— Start of Provided records —
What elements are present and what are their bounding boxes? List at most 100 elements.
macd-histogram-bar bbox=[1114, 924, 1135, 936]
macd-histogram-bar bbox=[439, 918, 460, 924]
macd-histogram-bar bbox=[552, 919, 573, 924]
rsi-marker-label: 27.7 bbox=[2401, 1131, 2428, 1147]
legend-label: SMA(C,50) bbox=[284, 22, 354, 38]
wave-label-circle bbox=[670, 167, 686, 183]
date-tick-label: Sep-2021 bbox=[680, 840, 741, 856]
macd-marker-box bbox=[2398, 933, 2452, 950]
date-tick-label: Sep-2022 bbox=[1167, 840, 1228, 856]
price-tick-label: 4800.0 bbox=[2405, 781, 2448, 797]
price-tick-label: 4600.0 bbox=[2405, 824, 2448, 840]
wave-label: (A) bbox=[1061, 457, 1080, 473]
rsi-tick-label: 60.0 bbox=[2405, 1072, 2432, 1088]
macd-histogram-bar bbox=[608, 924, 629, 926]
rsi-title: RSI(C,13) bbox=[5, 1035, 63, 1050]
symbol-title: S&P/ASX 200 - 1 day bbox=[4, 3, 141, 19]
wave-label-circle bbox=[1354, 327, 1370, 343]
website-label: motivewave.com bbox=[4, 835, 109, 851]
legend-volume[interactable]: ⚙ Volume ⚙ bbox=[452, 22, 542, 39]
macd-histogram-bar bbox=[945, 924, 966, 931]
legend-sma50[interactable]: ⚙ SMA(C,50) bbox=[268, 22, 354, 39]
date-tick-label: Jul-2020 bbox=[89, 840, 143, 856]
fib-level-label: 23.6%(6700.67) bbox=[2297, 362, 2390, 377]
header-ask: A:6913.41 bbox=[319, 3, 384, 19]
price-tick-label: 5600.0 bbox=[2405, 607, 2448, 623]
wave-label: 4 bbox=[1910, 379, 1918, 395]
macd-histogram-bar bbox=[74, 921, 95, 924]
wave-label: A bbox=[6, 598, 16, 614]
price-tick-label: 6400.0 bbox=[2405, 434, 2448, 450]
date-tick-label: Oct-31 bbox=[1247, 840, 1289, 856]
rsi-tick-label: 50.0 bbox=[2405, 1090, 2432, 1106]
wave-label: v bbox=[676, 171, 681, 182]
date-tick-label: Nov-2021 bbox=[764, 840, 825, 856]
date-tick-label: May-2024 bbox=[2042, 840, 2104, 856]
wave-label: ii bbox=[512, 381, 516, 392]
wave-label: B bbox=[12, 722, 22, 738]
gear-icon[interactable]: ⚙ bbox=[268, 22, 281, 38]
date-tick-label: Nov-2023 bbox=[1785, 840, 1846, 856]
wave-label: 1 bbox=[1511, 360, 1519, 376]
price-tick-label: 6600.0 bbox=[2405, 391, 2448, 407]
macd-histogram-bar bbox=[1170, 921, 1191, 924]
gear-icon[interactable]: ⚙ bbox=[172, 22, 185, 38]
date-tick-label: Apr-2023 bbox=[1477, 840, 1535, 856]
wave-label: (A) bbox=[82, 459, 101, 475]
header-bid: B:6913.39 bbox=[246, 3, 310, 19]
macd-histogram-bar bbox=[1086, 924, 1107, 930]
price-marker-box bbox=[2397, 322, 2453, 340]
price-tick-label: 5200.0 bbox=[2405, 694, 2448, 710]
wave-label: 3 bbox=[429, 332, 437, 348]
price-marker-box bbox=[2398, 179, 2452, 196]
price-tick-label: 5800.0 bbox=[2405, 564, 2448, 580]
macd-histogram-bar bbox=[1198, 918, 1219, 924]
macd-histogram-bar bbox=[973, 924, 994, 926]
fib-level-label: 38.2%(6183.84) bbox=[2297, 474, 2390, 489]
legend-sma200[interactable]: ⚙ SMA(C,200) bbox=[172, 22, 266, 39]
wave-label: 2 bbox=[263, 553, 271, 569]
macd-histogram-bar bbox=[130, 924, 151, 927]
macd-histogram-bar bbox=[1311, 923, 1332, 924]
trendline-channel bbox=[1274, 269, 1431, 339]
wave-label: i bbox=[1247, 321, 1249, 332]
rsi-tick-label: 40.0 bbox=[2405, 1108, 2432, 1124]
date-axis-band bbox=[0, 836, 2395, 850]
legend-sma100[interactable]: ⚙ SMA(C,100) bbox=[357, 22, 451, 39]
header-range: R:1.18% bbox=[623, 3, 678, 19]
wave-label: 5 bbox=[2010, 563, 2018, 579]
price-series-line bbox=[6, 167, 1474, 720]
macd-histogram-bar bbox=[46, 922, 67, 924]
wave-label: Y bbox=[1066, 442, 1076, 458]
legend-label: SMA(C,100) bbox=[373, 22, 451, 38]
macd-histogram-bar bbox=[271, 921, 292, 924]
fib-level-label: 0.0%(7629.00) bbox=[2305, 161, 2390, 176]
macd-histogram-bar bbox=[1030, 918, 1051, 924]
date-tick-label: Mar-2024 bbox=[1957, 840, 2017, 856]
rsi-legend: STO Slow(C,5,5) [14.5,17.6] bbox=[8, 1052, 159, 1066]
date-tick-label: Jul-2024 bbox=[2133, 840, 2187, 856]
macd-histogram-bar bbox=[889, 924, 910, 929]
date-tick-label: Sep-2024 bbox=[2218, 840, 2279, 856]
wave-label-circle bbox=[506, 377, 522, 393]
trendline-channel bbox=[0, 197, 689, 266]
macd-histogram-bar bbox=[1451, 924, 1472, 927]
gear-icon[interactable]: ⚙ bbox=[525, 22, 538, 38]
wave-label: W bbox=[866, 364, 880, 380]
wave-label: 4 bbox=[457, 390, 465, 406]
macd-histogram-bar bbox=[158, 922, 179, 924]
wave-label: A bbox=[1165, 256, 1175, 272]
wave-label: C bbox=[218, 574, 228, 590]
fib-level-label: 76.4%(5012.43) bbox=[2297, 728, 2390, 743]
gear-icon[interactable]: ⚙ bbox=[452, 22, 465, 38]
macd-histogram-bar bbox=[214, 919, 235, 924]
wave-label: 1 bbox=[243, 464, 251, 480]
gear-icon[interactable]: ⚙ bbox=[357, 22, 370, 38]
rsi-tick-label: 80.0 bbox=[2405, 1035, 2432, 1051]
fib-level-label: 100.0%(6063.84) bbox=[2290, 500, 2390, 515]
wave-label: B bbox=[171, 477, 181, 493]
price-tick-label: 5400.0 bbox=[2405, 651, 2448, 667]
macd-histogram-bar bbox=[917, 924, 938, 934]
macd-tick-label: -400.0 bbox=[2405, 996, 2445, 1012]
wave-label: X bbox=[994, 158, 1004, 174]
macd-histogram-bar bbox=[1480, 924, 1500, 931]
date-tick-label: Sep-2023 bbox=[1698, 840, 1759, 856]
— End of Provided records —
Please turn the listing above into a JSON list of strings, one string per line, leaving out any blank lines.

[
  "What elements are present and what are their bounding boxes? List at most 100 elements.",
  "macd-histogram-bar bbox=[1114, 924, 1135, 936]",
  "macd-histogram-bar bbox=[439, 918, 460, 924]",
  "macd-histogram-bar bbox=[552, 919, 573, 924]",
  "rsi-marker-label: 27.7 bbox=[2401, 1131, 2428, 1147]",
  "legend-label: SMA(C,50) bbox=[284, 22, 354, 38]",
  "wave-label-circle bbox=[670, 167, 686, 183]",
  "date-tick-label: Sep-2021 bbox=[680, 840, 741, 856]",
  "macd-marker-box bbox=[2398, 933, 2452, 950]",
  "date-tick-label: Sep-2022 bbox=[1167, 840, 1228, 856]",
  "price-tick-label: 4800.0 bbox=[2405, 781, 2448, 797]",
  "price-tick-label: 4600.0 bbox=[2405, 824, 2448, 840]",
  "wave-label: (A) bbox=[1061, 457, 1080, 473]",
  "rsi-tick-label: 60.0 bbox=[2405, 1072, 2432, 1088]",
  "macd-histogram-bar bbox=[608, 924, 629, 926]",
  "rsi-title: RSI(C,13) bbox=[5, 1035, 63, 1050]",
  "symbol-title: S&P/ASX 200 - 1 day bbox=[4, 3, 141, 19]",
  "wave-label-circle bbox=[1354, 327, 1370, 343]",
  "website-label: motivewave.com bbox=[4, 835, 109, 851]",
  "legend-volume[interactable]: ⚙ Volume ⚙ bbox=[452, 22, 542, 39]",
  "macd-histogram-bar bbox=[945, 924, 966, 931]",
  "legend-sma50[interactable]: ⚙ SMA(C,50) bbox=[268, 22, 354, 39]",
  "date-tick-label: Jul-2020 bbox=[89, 840, 143, 856]",
  "fib-level-label: 23.6%(6700.67) bbox=[2297, 362, 2390, 377]",
  "header-ask: A:6913.41 bbox=[319, 3, 384, 19]",
  "price-tick-label: 5600.0 bbox=[2405, 607, 2448, 623]",
  "wave-label: 4 bbox=[1910, 379, 1918, 395]",
  "macd-histogram-bar bbox=[74, 921, 95, 924]",
  "wave-label: A bbox=[6, 598, 16, 614]",
  "price-tick-label: 6400.0 bbox=[2405, 434, 2448, 450]",
  "date-tick-label: Oct-31 bbox=[1247, 840, 1289, 856]",
  "rsi-tick-label: 50.0 bbox=[2405, 1090, 2432, 1106]",
  "wave-label: v bbox=[676, 171, 681, 182]",
  "date-tick-label: Nov-2021 bbox=[764, 840, 825, 856]",
  "date-tick-label: May-2024 bbox=[2042, 840, 2104, 856]",
  "wave-label: ii bbox=[512, 381, 516, 392]",
  "wave-label: B bbox=[12, 722, 22, 738]",
  "gear-icon[interactable]: ⚙ bbox=[268, 22, 281, 38]",
  "date-tick-label: Nov-2023 bbox=[1785, 840, 1846, 856]",
  "wave-label: 1 bbox=[1511, 360, 1519, 376]",
  "price-tick-label: 6600.0 bbox=[2405, 391, 2448, 407]",
  "macd-histogram-bar bbox=[1170, 921, 1191, 924]",
  "gear-icon[interactable]: ⚙ bbox=[172, 22, 185, 38]",
  "date-tick-label: Apr-2023 bbox=[1477, 840, 1535, 856]",
  "wave-label: (A) bbox=[82, 459, 101, 475]",
  "header-bid: B:6913.39 bbox=[246, 3, 310, 19]",
  "macd-histogram-bar bbox=[1086, 924, 1107, 930]",
  "price-marker-box bbox=[2397, 322, 2453, 340]",
  "price-tick-label: 5200.0 bbox=[2405, 694, 2448, 710]",
  "wave-label: 3 bbox=[429, 332, 437, 348]",
  "price-marker-box bbox=[2398, 179, 2452, 196]",
  "price-tick-label: 5800.0 bbox=[2405, 564, 2448, 580]",
  "macd-histogram-bar bbox=[1198, 918, 1219, 924]",
  "macd-histogram-bar bbox=[973, 924, 994, 926]",
  "fib-level-label: 38.2%(6183.84) bbox=[2297, 474, 2390, 489]",
  "legend-sma200[interactable]: ⚙ SMA(C,200) bbox=[172, 22, 266, 39]",
  "wave-label: 2 bbox=[263, 553, 271, 569]",
  "macd-histogram-bar bbox=[130, 924, 151, 927]",
  "macd-histogram-bar bbox=[1311, 923, 1332, 924]",
  "trendline-channel bbox=[1274, 269, 1431, 339]",
  "wave-label: i bbox=[1247, 321, 1249, 332]",
  "rsi-tick-label: 40.0 bbox=[2405, 1108, 2432, 1124]",
  "date-axis-band bbox=[0, 836, 2395, 850]",
  "legend-sma100[interactable]: ⚙ SMA(C,100) bbox=[357, 22, 451, 39]",
  "header-range: R:1.18% bbox=[623, 3, 678, 19]",
  "wave-label: 5 bbox=[2010, 563, 2018, 579]",
  "price-series-line bbox=[6, 167, 1474, 720]",
  "macd-histogram-bar bbox=[46, 922, 67, 924]",
  "wave-label: Y bbox=[1066, 442, 1076, 458]",
  "legend-label: SMA(C,100) bbox=[373, 22, 451, 38]",
  "macd-histogram-bar bbox=[271, 921, 292, 924]",
  "fib-level-label: 0.0%(7629.00) bbox=[2305, 161, 2390, 176]",
  "macd-histogram-bar bbox=[1030, 918, 1051, 924]",
  "date-tick-label: Mar-2024 bbox=[1957, 840, 2017, 856]",
  "rsi-legend: STO Slow(C,5,5) [14.5,17.6] bbox=[8, 1052, 159, 1066]",
  "date-tick-label: Jul-2024 bbox=[2133, 840, 2187, 856]",
  "macd-histogram-bar bbox=[889, 924, 910, 929]",
  "date-tick-label: Sep-2024 bbox=[2218, 840, 2279, 856]",
  "wave-label-circle bbox=[506, 377, 522, 393]",
  "trendline-channel bbox=[0, 197, 689, 266]",
  "macd-histogram-bar bbox=[1451, 924, 1472, 927]",
  "gear-icon[interactable]: ⚙ bbox=[525, 22, 538, 38]",
  "wave-label: W bbox=[866, 364, 880, 380]",
  "wave-label: 4 bbox=[457, 390, 465, 406]",
  "macd-histogram-bar bbox=[158, 922, 179, 924]",
  "wave-label: A bbox=[1165, 256, 1175, 272]",
  "wave-label: C bbox=[218, 574, 228, 590]",
  "fib-level-label: 76.4%(5012.43) bbox=[2297, 728, 2390, 743]",
  "gear-icon[interactable]: ⚙ bbox=[452, 22, 465, 38]",
  "macd-histogram-bar bbox=[214, 919, 235, 924]",
  "wave-label: 1 bbox=[243, 464, 251, 480]",
  "gear-icon[interactable]: ⚙ bbox=[357, 22, 370, 38]",
  "rsi-tick-label: 80.0 bbox=[2405, 1035, 2432, 1051]",
  "fib-level-label: 100.0%(6063.84) bbox=[2290, 500, 2390, 515]",
  "wave-label: B bbox=[171, 477, 181, 493]",
  "price-tick-label: 5400.0 bbox=[2405, 651, 2448, 667]",
  "macd-histogram-bar bbox=[917, 924, 938, 934]",
  "macd-tick-label: -400.0 bbox=[2405, 996, 2445, 1012]",
  "wave-label: X bbox=[994, 158, 1004, 174]",
  "macd-histogram-bar bbox=[1480, 924, 1500, 931]",
  "date-tick-label: Sep-2023 bbox=[1698, 840, 1759, 856]"
]